THE EXERCISE: Reproduce the rows from the beginning through the line containing "49, 1128, 79]", swapping "chevron-down-icon" for "caret-down-icon" and changing nothing else. Give only those lines.

INPUT DATA:
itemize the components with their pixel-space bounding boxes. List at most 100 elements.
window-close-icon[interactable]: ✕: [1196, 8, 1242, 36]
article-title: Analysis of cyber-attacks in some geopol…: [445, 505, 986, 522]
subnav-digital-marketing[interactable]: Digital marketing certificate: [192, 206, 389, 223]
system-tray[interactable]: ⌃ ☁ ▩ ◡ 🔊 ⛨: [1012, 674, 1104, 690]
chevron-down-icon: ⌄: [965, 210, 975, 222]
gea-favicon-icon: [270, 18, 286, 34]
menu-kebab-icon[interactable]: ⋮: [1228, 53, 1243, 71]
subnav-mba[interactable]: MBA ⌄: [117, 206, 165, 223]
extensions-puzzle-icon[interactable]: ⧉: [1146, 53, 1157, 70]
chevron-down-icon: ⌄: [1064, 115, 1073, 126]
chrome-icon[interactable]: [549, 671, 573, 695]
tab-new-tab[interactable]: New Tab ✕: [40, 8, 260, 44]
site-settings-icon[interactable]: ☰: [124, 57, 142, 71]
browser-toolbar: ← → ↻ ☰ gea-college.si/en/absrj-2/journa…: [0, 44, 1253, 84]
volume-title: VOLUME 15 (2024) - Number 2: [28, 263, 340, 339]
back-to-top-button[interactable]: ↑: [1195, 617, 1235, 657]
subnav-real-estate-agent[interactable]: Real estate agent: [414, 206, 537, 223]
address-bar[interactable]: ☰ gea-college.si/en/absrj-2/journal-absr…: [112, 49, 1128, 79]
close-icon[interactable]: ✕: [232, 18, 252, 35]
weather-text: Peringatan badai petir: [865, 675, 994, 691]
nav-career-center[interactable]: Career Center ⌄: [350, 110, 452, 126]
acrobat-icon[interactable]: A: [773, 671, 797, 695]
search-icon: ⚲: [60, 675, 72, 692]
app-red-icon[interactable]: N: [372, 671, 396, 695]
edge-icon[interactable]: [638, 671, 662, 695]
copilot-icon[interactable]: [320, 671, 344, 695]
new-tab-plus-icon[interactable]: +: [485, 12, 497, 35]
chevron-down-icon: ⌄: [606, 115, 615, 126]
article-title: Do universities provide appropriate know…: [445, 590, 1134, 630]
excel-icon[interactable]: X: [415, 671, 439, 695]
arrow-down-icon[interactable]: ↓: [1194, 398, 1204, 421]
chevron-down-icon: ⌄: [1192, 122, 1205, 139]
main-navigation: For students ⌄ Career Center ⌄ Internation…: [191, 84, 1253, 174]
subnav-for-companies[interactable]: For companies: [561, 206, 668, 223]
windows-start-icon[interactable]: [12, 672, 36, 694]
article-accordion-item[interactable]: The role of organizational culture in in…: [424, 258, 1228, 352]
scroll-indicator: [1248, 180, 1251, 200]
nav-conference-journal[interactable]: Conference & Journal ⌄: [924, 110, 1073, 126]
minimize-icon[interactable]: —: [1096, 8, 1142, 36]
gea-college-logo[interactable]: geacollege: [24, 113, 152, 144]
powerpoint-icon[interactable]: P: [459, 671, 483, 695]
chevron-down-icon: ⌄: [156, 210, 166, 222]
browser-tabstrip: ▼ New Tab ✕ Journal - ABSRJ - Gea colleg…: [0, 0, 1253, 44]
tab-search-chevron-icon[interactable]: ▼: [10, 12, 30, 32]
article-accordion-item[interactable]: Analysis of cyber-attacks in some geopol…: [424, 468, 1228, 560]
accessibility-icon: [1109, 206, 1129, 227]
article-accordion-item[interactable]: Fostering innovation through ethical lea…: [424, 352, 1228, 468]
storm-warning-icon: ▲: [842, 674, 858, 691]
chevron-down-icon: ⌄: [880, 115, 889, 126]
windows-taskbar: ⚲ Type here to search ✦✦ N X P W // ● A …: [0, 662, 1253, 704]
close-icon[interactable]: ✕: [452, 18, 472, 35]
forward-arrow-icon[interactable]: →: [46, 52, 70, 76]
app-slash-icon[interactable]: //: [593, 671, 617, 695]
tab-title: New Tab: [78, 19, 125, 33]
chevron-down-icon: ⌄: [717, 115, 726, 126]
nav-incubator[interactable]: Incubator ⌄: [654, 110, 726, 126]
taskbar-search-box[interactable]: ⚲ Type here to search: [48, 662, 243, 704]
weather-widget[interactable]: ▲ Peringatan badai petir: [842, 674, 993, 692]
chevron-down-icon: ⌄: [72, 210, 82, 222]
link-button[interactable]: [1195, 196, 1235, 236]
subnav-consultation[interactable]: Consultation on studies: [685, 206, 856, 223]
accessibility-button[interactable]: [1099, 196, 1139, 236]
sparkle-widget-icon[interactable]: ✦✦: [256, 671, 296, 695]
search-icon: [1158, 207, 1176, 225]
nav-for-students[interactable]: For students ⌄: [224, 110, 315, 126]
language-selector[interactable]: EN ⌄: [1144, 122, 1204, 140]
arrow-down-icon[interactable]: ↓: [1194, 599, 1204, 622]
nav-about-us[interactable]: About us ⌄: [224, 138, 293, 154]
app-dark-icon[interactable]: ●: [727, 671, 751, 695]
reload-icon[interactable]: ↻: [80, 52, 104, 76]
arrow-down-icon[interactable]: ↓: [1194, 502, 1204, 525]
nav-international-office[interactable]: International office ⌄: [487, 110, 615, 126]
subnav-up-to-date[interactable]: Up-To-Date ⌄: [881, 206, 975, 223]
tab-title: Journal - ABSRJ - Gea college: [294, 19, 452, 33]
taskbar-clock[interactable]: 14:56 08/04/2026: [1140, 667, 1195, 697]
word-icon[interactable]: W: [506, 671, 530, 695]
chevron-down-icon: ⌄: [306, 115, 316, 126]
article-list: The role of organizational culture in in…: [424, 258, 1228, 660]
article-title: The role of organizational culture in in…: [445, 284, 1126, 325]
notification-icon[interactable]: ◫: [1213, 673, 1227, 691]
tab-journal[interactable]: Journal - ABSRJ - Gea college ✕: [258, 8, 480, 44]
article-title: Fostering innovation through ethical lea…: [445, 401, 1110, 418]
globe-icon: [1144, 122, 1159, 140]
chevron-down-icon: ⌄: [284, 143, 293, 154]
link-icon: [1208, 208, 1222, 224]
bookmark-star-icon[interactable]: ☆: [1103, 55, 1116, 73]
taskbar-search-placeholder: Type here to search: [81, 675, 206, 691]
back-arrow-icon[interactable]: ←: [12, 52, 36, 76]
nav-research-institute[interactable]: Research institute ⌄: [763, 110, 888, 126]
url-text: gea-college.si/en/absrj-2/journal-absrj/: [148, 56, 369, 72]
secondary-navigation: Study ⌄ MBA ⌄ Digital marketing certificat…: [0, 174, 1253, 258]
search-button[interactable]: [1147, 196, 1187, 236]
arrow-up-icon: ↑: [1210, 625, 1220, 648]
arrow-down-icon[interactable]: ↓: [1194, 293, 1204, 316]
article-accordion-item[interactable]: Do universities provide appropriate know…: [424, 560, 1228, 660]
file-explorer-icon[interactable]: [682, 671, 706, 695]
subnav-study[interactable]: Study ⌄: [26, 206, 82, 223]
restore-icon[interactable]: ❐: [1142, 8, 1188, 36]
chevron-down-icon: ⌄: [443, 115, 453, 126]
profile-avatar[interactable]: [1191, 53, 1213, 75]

COMPLETE RESPONSE:
itemize the components with their pixel-space bounding boxes. List at most 100 elements.
window-close-icon[interactable]: ✕: [1196, 8, 1242, 36]
article-title: Analysis of cyber-attacks in some geopol…: [445, 505, 986, 522]
subnav-digital-marketing[interactable]: Digital marketing certificate: [192, 206, 389, 223]
system-tray[interactable]: ⌃ ☁ ▩ ◡ 🔊 ⛨: [1012, 674, 1104, 690]
caret-down-icon: ⌄: [965, 210, 975, 222]
gea-favicon-icon: [270, 18, 286, 34]
menu-kebab-icon[interactable]: ⋮: [1228, 53, 1243, 71]
subnav-mba[interactable]: MBA ⌄: [117, 206, 165, 223]
extensions-puzzle-icon[interactable]: ⧉: [1146, 53, 1157, 70]
caret-down-icon: ⌄: [1064, 115, 1073, 126]
chrome-icon[interactable]: [549, 671, 573, 695]
tab-new-tab[interactable]: New Tab ✕: [40, 8, 260, 44]
site-settings-icon[interactable]: ☰: [124, 57, 142, 71]
browser-toolbar: ← → ↻ ☰ gea-college.si/en/absrj-2/journa…: [0, 44, 1253, 84]
volume-title: VOLUME 15 (2024) - Number 2: [28, 263, 340, 339]
back-to-top-button[interactable]: ↑: [1195, 617, 1235, 657]
subnav-real-estate-agent[interactable]: Real estate agent: [414, 206, 537, 223]
address-bar[interactable]: ☰ gea-college.si/en/absrj-2/journal-absr…: [112, 49, 1128, 79]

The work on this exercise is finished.